Material for this exercise:
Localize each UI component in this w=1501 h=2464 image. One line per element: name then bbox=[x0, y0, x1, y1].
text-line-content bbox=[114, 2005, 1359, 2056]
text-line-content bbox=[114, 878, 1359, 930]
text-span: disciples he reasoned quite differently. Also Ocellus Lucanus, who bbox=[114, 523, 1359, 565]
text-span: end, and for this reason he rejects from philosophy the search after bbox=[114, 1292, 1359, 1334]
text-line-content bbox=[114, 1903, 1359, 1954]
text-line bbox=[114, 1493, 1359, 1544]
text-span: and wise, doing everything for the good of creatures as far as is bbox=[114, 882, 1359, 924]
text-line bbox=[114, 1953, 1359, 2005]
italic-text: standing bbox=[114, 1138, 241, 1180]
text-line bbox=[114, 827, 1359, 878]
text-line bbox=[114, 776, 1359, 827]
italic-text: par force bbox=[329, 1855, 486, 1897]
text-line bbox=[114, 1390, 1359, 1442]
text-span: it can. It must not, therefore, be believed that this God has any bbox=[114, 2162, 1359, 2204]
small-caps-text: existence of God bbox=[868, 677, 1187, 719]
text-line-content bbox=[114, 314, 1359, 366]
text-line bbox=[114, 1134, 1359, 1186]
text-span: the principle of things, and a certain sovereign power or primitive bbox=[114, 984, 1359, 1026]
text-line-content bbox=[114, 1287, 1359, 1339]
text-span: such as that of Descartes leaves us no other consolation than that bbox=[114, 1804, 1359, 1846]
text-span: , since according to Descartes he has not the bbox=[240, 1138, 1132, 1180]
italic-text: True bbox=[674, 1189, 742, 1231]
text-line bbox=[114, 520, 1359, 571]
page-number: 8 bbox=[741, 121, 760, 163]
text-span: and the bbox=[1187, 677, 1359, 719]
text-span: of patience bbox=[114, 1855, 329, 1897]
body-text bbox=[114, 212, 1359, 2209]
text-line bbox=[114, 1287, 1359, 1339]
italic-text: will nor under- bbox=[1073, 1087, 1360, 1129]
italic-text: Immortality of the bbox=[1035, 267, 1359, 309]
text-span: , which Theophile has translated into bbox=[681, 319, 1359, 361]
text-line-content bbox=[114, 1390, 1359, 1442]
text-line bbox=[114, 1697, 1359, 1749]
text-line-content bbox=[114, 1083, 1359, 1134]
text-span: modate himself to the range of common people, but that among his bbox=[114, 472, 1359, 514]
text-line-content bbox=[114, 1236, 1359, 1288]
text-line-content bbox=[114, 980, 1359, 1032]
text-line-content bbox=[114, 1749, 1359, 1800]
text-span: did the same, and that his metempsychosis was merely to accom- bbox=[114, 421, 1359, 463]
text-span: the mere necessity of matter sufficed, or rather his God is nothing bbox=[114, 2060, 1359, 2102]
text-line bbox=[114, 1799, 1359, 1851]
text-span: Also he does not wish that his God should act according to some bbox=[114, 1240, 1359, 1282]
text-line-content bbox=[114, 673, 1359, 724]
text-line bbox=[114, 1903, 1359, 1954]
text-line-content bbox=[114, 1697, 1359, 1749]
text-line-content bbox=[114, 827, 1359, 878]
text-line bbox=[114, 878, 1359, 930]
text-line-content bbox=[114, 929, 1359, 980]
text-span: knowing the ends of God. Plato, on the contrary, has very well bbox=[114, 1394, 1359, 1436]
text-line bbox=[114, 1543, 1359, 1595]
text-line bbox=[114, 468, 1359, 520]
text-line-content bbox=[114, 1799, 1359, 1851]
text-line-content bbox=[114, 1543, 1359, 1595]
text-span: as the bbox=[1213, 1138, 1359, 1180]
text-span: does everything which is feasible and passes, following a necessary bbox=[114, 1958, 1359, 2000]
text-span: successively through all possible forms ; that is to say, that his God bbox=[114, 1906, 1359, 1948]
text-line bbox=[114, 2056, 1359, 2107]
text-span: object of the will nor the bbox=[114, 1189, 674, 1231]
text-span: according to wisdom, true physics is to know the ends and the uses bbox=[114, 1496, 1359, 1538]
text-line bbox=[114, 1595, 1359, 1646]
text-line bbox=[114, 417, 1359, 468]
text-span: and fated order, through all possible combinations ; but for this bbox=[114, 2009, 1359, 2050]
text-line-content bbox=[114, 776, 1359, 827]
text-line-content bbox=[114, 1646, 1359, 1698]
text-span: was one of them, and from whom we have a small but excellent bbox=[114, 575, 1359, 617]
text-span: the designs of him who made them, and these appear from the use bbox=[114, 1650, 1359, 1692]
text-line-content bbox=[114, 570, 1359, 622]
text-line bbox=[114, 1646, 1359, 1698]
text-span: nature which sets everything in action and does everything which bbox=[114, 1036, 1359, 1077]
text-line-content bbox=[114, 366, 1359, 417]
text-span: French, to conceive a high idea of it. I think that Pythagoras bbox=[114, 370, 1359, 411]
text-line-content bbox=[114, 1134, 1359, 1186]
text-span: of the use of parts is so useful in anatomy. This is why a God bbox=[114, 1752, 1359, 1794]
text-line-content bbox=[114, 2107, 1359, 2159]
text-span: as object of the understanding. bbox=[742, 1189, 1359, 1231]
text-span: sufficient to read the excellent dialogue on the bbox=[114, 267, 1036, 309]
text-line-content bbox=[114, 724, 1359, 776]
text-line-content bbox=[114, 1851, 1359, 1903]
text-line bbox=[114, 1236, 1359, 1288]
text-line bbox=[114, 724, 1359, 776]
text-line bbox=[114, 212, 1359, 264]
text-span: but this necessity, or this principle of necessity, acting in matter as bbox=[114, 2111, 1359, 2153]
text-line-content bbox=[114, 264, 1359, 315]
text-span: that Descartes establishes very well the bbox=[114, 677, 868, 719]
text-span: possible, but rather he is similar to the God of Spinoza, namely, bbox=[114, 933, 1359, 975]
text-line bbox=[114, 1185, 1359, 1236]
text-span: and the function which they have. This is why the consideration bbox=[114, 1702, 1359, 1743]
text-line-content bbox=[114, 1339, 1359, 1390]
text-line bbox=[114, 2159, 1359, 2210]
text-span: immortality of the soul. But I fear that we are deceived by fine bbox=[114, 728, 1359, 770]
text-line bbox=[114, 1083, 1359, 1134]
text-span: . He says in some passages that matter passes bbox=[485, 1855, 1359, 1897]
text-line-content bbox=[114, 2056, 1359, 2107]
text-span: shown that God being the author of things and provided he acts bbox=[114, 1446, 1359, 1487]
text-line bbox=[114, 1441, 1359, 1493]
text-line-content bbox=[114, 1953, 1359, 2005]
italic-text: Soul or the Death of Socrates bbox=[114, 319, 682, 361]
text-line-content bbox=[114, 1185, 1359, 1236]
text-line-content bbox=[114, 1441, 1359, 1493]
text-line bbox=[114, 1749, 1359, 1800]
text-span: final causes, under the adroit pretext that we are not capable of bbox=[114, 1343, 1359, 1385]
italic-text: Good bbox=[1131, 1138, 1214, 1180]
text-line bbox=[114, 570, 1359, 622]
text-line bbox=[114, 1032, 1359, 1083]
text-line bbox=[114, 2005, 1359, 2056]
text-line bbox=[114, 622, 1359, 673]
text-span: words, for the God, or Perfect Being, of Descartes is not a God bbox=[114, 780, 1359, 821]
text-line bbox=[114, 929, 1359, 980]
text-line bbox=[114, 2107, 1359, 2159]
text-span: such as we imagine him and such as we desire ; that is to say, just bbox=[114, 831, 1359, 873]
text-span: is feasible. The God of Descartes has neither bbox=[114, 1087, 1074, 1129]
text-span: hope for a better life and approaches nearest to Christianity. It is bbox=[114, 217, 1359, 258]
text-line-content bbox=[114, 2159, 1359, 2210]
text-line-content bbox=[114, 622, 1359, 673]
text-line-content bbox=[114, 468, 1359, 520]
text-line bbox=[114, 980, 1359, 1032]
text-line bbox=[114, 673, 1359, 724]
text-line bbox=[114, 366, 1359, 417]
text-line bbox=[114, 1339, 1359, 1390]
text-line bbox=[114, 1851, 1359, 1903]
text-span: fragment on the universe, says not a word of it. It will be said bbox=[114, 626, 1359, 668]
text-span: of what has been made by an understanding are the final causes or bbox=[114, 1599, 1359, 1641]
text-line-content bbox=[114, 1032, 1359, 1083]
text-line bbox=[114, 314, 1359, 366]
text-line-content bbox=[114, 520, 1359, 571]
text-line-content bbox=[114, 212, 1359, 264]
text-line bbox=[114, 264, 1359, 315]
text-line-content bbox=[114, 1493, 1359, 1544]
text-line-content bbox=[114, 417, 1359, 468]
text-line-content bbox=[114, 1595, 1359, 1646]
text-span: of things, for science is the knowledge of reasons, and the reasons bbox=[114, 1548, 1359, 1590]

Short problem: Can you format the lines from the start of the records through the line containing "text-span: disciples he" as a JSON list of strings, one string per line, with blank lines left out?

Task result:
[
  "Localize each UI component in this w=1501 h=2464 image. One line per element: name then bbox=[x0, y0, x1, y1].",
  "text-line-content bbox=[114, 2005, 1359, 2056]",
  "text-line-content bbox=[114, 878, 1359, 930]",
  "text-span: disciples he reasoned quite differently. Also Ocellus Lucanus, who bbox=[114, 523, 1359, 565]"
]